**Prompt:**
Find each line holding "this" and copy it out.

**Records:**
============

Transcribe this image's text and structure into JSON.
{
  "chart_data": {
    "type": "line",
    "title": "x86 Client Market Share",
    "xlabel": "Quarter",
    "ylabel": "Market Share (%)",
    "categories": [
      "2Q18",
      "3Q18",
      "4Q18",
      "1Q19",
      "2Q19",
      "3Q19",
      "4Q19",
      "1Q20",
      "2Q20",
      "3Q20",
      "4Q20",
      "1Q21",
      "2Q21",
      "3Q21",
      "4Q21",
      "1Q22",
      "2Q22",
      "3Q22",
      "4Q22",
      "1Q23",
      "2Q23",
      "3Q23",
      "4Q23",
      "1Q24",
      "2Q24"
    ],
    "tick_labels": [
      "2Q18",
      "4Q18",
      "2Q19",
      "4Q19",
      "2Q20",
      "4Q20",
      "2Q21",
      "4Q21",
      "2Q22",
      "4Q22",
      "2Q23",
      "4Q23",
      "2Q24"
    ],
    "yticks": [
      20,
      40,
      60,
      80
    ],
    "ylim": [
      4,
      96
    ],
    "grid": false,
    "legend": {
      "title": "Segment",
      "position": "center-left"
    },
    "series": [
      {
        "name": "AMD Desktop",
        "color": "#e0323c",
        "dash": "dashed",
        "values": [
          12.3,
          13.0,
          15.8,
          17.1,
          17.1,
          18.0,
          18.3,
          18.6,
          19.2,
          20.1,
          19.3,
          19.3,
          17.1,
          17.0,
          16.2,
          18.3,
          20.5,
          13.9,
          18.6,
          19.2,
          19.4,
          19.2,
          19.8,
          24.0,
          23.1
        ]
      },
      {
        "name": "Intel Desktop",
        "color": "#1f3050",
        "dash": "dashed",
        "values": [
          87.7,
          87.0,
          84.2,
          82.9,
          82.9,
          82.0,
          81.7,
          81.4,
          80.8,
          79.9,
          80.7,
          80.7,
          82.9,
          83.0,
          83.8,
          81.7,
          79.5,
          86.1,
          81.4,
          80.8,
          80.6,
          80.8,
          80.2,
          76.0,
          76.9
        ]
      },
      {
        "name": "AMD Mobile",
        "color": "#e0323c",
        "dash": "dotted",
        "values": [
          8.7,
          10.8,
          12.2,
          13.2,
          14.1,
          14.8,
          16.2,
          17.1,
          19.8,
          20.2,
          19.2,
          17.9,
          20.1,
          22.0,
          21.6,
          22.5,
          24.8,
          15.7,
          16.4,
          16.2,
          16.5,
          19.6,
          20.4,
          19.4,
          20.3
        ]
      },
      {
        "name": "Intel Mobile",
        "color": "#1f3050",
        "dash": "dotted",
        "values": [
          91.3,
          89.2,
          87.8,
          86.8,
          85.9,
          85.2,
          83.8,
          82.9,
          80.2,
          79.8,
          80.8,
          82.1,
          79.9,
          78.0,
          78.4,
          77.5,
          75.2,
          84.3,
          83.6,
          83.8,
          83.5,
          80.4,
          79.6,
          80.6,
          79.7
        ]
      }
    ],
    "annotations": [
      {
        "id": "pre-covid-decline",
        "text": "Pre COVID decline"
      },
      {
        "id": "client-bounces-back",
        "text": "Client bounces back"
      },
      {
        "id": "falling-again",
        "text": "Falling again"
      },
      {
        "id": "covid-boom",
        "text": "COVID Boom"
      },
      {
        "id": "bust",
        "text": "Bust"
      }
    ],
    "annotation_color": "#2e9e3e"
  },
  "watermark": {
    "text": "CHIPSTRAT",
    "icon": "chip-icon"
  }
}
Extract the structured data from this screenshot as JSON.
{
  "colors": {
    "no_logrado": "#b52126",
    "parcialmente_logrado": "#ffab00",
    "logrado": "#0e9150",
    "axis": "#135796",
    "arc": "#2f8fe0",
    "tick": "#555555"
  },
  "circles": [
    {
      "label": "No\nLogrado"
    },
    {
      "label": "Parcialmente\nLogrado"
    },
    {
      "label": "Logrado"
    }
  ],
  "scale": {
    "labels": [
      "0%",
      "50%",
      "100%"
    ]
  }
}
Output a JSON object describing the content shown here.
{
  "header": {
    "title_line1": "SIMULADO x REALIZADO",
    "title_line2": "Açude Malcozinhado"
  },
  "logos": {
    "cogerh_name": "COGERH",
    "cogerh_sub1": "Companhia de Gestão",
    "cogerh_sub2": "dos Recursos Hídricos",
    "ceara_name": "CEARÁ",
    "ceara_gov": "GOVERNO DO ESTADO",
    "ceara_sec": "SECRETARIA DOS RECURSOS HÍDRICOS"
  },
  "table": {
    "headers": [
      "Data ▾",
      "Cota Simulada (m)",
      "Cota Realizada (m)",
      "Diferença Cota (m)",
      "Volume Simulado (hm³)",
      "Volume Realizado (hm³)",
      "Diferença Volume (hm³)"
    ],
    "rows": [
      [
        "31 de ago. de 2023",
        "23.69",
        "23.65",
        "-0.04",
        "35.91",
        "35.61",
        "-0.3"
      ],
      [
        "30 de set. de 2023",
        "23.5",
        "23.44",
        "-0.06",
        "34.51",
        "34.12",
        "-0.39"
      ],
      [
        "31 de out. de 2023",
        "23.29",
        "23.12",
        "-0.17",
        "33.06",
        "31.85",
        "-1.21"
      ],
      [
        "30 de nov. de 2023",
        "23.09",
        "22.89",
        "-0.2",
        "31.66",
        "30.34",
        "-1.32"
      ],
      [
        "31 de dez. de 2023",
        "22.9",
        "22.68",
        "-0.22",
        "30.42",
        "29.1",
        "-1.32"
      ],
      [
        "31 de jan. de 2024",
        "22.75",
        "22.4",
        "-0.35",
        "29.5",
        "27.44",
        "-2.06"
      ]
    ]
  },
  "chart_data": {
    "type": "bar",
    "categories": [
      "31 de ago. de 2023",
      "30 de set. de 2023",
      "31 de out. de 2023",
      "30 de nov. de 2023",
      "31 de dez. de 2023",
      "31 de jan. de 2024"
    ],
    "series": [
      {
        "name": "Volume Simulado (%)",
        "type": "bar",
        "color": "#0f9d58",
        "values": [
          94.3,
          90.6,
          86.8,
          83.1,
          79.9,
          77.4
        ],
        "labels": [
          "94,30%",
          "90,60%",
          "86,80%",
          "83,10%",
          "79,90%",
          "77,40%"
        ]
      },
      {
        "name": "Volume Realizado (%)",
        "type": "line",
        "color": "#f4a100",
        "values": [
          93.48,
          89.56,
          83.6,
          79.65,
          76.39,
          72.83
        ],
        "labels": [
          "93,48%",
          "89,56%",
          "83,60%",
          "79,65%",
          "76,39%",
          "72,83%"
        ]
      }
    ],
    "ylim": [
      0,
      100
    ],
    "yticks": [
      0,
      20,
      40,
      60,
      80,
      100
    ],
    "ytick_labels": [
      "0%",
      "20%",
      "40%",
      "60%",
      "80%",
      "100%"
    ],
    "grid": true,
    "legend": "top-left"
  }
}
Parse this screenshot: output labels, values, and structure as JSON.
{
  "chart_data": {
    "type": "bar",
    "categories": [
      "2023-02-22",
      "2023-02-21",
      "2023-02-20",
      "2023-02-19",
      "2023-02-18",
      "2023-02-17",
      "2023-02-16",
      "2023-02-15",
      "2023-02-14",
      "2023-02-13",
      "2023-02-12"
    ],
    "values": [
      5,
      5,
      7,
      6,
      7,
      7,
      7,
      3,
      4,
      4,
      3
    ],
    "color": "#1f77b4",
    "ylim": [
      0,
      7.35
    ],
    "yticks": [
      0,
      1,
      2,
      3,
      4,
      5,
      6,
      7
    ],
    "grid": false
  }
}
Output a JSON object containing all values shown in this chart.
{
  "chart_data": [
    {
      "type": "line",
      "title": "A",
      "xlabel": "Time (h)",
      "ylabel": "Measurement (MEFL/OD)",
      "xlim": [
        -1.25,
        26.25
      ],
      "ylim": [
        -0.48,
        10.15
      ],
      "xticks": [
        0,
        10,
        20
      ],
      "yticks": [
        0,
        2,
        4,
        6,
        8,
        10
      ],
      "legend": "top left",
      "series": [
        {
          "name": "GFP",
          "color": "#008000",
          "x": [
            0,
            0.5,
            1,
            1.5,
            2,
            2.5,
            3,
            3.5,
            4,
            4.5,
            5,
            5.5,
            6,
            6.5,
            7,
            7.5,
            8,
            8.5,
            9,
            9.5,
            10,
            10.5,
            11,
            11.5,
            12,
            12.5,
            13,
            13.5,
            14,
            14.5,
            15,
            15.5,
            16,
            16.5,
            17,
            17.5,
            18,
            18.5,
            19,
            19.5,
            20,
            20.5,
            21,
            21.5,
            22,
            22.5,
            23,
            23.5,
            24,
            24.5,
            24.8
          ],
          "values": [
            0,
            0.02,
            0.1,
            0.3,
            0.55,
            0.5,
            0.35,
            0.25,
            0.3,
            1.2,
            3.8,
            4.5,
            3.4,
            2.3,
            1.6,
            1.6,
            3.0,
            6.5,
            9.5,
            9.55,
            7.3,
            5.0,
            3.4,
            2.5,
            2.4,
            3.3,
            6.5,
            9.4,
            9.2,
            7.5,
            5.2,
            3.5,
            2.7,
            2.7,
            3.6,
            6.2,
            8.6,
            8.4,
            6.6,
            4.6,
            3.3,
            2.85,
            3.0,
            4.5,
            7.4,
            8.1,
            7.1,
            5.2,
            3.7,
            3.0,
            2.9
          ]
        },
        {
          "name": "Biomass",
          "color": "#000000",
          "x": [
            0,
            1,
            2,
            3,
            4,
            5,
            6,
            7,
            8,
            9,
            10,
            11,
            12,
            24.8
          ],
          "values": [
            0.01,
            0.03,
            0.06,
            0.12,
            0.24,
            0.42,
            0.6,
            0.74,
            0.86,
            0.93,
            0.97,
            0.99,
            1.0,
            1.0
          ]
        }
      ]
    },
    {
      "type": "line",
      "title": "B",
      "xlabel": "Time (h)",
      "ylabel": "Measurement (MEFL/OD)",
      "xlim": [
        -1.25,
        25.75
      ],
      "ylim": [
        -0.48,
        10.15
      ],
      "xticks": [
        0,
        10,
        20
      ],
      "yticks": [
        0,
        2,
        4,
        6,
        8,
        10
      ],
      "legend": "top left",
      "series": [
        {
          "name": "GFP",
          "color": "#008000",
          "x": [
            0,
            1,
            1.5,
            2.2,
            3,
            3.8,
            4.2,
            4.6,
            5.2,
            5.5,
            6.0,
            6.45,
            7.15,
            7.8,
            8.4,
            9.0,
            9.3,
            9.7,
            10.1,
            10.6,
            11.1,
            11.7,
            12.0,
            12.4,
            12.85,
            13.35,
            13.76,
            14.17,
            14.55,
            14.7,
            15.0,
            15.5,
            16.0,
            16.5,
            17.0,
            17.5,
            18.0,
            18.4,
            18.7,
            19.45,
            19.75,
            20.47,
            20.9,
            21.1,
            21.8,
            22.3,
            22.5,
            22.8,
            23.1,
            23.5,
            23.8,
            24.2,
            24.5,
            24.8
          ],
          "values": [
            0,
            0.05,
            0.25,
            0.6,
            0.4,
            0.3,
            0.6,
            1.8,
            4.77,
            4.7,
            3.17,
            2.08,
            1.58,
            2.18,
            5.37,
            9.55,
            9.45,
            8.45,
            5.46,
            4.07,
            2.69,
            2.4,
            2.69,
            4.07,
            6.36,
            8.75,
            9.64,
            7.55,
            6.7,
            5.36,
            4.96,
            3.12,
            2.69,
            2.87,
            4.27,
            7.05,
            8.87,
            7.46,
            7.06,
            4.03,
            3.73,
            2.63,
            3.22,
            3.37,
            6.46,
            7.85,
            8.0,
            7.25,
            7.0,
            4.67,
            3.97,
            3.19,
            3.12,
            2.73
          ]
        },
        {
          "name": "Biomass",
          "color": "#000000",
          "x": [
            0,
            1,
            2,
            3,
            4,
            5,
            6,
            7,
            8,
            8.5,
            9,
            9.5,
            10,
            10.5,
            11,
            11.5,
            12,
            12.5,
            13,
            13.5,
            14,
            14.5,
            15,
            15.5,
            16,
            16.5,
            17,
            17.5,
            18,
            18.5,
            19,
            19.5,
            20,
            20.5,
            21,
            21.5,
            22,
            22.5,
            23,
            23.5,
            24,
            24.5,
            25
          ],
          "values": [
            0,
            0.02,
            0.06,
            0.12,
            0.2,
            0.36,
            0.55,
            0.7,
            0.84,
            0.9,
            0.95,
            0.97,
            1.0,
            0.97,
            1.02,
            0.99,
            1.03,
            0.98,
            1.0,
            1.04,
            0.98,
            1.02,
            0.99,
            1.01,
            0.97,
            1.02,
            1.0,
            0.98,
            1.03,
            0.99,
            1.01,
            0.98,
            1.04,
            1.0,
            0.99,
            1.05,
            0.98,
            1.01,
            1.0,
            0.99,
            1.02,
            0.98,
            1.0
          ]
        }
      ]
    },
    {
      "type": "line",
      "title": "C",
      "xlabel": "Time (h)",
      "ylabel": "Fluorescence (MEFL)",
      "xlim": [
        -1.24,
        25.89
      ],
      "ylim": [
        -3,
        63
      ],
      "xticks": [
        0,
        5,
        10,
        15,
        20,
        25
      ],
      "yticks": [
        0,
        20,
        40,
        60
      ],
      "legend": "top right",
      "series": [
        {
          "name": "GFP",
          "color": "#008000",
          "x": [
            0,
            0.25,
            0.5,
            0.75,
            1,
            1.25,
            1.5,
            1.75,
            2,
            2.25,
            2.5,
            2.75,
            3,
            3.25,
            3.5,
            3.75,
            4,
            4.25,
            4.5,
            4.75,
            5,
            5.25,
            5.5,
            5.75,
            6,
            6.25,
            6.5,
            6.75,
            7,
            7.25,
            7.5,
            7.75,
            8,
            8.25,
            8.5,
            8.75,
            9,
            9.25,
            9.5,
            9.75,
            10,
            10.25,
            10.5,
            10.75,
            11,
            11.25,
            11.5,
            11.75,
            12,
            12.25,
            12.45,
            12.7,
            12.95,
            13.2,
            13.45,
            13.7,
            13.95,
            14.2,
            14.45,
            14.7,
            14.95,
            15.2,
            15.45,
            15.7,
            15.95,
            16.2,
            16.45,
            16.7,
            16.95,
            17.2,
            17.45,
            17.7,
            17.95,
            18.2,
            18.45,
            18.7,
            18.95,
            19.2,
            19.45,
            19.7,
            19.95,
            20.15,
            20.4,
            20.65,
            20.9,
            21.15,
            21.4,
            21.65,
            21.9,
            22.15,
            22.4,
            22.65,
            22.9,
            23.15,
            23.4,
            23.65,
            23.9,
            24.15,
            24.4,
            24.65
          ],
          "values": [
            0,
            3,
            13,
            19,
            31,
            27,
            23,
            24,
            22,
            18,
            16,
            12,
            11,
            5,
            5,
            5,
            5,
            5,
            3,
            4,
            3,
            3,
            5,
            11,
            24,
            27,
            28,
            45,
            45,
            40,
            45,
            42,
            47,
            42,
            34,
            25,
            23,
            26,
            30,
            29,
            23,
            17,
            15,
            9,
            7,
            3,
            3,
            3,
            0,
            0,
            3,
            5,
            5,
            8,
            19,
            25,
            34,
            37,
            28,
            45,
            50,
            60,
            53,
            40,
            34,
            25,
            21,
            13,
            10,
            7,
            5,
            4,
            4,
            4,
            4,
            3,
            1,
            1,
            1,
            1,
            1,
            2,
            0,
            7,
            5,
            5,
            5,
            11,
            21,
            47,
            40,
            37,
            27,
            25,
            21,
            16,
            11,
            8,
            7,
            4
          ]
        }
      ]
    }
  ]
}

============

**Task response:**
Transcribe this image's text and structure into JSON.
Extract the structured data from this screenshot as JSON.
Parse this screenshot: output labels, values, and structure as JSON.
Output a JSON object containing all values shown in this chart.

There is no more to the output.